> TASK:
Produce a verbatim copy of the entries listed below.

> DATA ENTRIES:
>> START

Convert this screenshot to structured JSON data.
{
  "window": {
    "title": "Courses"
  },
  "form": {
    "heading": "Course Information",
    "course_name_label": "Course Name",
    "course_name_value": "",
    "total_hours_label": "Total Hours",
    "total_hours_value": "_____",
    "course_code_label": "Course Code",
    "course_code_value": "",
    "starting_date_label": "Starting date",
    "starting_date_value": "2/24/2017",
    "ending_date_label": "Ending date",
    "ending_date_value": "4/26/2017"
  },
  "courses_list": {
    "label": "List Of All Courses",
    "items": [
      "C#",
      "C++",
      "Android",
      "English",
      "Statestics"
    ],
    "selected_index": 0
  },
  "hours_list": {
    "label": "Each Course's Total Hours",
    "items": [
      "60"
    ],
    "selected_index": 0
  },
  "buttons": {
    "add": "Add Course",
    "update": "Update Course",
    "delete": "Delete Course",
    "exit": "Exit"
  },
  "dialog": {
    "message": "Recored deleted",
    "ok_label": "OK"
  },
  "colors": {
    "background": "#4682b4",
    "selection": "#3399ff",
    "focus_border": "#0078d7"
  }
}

>> END

> CORRECT RESPONSE:
Convert this screenshot to structured JSON data.
{
  "window": {
    "title": "Courses"
  },
  "form": {
    "heading": "Course Information",
    "course_name_label": "Course Name",
    "course_name_value": "",
    "total_hours_label": "Total Hours",
    "total_hours_value": "_____",
    "course_code_label": "Course Code",
    "course_code_value": "",
    "starting_date_label": "Starting date",
    "starting_date_value": "2/24/2017",
    "ending_date_label": "Ending date",
    "ending_date_value": "4/26/2017"
  },
  "courses_list": {
    "label": "List Of All Courses",
    "items": [
      "C#",
      "C++",
      "Android",
      "English",
      "Statestics"
    ],
    "selected_index": 0
  },
  "hours_list": {
    "label": "Each Course's Total Hours",
    "items": [
      "60"
    ],
    "selected_index": 0
  },
  "buttons": {
    "add": "Add Course",
    "update": "Update Course",
    "delete": "Delete Course",
    "exit": "Exit"
  },
  "dialog": {
    "message": "Recored deleted",
    "ok_label": "OK"
  },
  "colors": {
    "background": "#4682b4",
    "selection": "#3399ff",
    "focus_border": "#0078d7"
  }
}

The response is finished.